__Given task__
Please say how many lines of the listing hold "Mean", with no other words in the answer.

[Records that describe figures]
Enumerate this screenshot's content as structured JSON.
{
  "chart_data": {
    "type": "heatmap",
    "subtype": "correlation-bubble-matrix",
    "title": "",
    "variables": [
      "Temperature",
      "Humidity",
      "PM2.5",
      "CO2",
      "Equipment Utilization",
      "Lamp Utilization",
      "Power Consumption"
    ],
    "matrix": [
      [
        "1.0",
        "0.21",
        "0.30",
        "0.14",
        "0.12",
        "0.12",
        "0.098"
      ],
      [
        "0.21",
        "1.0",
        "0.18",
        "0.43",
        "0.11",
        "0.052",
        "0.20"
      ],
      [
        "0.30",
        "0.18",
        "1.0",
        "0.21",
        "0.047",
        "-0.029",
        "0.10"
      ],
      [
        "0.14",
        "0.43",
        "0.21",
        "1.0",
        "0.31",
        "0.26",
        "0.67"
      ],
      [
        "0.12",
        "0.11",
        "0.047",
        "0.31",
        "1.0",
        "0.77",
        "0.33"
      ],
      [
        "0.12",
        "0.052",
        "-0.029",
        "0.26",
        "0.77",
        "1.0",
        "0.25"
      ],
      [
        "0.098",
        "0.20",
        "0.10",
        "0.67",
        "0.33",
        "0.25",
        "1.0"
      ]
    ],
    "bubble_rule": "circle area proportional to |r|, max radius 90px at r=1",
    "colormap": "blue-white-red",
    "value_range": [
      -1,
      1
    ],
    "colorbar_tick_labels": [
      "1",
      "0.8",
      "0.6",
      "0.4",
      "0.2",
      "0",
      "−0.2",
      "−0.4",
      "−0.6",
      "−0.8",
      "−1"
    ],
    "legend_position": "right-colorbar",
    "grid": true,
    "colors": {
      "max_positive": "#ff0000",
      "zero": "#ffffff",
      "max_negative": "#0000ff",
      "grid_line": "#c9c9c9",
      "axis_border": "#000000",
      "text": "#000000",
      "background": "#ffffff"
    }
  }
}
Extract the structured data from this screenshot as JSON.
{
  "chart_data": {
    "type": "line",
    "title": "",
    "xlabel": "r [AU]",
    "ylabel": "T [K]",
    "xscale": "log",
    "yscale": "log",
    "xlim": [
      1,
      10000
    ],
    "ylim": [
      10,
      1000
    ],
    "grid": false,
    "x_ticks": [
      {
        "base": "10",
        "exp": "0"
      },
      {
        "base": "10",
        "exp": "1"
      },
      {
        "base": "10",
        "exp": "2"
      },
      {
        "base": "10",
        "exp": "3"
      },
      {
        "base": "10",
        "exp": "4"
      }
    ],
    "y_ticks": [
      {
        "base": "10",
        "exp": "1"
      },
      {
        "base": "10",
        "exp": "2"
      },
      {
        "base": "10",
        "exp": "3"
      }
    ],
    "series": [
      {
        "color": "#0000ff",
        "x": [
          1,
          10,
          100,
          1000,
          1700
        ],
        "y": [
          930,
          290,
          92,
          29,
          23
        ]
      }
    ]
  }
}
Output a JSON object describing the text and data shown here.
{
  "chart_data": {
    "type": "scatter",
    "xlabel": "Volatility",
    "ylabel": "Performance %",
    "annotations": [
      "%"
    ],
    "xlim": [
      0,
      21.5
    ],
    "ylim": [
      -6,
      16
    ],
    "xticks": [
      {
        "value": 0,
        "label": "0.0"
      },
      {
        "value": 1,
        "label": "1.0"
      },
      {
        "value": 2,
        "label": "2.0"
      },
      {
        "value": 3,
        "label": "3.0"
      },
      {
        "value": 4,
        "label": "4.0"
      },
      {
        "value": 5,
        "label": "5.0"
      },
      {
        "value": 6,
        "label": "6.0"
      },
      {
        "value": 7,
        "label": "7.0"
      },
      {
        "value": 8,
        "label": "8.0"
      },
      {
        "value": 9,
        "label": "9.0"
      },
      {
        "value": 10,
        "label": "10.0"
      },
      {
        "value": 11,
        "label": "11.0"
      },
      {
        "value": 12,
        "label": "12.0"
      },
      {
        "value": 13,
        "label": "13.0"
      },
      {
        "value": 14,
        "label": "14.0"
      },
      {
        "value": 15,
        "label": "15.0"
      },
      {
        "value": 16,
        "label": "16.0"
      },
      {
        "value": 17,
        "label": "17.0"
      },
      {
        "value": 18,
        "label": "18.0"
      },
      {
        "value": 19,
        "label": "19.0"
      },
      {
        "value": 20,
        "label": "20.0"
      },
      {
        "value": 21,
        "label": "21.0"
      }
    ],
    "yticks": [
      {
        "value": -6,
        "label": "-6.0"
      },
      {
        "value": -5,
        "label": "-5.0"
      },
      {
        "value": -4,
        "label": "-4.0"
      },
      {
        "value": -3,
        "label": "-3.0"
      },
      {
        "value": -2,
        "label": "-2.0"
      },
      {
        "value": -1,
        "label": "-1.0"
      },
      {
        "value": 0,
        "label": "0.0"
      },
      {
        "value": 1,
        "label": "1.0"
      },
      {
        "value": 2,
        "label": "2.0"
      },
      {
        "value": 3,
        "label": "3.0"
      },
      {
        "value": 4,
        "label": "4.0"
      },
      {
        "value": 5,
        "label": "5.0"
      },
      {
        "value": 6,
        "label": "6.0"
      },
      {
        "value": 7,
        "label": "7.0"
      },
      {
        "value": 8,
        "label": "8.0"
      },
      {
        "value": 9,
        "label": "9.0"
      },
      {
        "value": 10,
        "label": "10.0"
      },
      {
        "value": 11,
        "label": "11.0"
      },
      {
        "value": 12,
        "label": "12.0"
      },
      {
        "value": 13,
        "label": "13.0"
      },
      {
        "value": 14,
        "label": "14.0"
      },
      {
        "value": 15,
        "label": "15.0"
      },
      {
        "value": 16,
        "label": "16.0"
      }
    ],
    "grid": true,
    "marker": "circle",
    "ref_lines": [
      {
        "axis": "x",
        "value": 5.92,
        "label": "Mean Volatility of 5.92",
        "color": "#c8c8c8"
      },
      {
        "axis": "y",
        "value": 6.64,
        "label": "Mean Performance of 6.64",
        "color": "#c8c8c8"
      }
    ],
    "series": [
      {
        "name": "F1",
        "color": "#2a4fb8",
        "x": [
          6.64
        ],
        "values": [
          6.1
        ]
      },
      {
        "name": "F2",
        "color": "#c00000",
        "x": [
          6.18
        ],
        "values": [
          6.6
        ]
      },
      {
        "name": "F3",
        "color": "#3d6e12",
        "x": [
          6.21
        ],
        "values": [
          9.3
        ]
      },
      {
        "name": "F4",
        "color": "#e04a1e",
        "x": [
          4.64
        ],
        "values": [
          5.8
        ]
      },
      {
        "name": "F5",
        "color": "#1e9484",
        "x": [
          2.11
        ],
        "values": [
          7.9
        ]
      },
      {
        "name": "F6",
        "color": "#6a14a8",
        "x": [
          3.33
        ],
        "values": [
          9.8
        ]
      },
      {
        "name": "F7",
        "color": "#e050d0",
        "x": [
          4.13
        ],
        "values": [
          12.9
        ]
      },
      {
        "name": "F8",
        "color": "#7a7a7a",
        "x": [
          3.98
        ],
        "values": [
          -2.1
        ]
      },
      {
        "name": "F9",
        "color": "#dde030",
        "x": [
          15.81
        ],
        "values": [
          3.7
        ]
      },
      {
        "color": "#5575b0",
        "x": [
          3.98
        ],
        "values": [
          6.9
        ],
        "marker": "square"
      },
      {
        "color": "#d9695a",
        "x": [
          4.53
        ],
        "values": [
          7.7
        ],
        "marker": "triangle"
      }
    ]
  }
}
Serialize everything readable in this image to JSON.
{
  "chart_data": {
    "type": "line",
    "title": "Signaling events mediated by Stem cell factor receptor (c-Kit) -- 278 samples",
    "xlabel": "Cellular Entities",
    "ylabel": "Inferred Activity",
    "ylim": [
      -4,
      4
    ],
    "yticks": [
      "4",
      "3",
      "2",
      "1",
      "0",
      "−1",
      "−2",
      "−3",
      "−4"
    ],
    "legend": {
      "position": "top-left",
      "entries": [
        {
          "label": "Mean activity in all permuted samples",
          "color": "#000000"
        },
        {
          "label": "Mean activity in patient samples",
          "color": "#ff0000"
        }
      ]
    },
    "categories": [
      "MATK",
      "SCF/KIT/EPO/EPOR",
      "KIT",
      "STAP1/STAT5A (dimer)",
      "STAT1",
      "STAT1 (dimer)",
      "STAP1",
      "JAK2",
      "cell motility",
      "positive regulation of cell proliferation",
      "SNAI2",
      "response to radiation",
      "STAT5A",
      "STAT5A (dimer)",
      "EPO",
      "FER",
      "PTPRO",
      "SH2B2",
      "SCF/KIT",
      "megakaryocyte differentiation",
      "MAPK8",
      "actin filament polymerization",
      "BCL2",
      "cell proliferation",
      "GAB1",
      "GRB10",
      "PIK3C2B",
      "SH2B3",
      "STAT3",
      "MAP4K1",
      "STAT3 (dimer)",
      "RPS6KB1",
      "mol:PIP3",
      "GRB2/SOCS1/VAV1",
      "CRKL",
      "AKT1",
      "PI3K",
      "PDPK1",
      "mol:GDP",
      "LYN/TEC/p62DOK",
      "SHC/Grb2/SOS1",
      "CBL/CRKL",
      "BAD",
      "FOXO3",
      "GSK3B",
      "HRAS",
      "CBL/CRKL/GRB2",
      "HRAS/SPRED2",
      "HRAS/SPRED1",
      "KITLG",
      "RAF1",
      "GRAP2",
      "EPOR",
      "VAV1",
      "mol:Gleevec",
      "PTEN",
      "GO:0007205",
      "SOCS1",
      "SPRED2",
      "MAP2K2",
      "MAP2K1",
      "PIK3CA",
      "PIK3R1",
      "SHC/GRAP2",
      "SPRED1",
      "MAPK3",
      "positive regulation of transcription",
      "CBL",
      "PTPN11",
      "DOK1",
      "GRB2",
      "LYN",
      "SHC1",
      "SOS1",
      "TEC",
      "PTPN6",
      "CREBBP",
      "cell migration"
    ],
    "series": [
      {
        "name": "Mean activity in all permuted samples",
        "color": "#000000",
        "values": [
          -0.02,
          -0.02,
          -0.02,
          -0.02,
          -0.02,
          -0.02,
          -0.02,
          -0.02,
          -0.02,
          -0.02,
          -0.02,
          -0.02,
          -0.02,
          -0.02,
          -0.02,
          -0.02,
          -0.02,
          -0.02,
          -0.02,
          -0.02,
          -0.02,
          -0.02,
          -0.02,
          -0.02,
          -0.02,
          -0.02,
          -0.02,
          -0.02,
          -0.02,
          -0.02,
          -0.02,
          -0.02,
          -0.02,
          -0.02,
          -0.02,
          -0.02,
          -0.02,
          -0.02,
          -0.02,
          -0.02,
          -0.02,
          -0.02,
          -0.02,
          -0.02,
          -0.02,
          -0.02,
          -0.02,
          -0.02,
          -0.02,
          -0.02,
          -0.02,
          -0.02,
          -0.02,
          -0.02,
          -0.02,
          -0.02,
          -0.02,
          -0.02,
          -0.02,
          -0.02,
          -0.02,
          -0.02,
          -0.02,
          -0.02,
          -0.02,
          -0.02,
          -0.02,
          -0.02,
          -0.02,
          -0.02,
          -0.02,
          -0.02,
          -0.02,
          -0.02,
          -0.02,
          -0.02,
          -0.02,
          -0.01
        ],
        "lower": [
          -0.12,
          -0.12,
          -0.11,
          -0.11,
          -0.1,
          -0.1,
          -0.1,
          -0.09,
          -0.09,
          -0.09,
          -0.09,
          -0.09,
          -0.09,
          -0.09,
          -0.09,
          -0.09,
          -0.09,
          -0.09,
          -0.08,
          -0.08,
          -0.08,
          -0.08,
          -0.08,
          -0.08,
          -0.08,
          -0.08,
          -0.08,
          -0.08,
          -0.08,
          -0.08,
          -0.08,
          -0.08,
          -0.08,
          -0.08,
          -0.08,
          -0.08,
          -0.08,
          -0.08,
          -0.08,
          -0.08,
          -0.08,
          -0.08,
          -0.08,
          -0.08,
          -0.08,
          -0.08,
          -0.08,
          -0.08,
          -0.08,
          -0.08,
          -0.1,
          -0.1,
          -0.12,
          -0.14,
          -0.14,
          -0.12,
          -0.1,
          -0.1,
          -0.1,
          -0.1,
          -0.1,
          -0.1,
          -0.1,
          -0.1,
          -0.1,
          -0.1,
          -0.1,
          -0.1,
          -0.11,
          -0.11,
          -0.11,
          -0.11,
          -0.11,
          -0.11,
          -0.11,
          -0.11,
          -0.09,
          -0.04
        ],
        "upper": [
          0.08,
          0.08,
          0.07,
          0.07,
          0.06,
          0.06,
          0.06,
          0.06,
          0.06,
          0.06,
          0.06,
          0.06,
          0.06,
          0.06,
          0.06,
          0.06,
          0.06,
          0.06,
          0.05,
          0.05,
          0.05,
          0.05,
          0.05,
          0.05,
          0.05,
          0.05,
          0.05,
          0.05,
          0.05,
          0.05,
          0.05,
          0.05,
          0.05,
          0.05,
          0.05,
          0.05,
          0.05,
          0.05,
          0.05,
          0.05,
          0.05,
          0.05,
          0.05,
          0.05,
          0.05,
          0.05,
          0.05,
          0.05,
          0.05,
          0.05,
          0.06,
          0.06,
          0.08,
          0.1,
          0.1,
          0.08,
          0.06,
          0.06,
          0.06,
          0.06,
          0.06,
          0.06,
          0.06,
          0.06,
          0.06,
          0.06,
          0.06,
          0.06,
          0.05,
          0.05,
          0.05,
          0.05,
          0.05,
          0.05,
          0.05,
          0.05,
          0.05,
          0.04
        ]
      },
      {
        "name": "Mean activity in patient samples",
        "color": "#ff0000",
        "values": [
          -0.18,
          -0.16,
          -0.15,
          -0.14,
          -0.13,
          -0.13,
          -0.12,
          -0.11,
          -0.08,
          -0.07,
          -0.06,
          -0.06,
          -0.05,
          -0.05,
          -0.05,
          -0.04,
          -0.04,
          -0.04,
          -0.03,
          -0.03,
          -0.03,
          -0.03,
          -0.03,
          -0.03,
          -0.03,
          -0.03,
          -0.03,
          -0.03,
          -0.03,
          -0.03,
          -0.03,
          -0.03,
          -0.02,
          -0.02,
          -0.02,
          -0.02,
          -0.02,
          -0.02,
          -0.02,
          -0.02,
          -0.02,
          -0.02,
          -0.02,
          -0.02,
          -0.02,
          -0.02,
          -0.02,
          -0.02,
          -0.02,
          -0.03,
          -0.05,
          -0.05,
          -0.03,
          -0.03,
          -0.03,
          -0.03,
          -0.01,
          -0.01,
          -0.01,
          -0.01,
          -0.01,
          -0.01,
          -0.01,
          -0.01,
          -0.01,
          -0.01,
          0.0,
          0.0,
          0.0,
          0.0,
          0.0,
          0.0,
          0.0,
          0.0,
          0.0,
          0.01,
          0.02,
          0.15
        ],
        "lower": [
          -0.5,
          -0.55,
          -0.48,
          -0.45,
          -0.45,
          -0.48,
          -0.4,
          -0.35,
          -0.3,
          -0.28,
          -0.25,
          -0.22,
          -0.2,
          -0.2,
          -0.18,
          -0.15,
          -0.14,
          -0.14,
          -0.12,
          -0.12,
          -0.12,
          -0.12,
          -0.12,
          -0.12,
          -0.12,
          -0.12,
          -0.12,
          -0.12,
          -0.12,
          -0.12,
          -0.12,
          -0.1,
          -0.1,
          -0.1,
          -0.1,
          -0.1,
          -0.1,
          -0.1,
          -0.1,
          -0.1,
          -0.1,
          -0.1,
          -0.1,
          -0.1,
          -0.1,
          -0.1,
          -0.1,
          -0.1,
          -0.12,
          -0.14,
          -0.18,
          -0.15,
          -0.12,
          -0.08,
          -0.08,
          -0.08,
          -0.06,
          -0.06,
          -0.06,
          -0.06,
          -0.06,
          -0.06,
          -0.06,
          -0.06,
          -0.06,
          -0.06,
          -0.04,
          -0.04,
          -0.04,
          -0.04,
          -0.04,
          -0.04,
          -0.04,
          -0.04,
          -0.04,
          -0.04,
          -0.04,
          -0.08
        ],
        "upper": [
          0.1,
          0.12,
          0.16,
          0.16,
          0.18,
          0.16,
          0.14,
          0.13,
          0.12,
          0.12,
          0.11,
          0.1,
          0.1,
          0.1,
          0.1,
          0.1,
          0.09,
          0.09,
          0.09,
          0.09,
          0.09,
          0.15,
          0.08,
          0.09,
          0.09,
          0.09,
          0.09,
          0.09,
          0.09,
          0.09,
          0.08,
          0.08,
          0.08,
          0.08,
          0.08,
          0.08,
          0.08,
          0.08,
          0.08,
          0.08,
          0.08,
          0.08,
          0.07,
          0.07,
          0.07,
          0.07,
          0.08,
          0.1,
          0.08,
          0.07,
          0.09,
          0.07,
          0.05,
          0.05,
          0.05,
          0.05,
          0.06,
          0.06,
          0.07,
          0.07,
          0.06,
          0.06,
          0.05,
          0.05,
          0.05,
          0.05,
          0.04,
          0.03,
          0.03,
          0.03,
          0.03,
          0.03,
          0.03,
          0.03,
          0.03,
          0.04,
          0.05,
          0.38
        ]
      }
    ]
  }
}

__Answer for this exercise__
6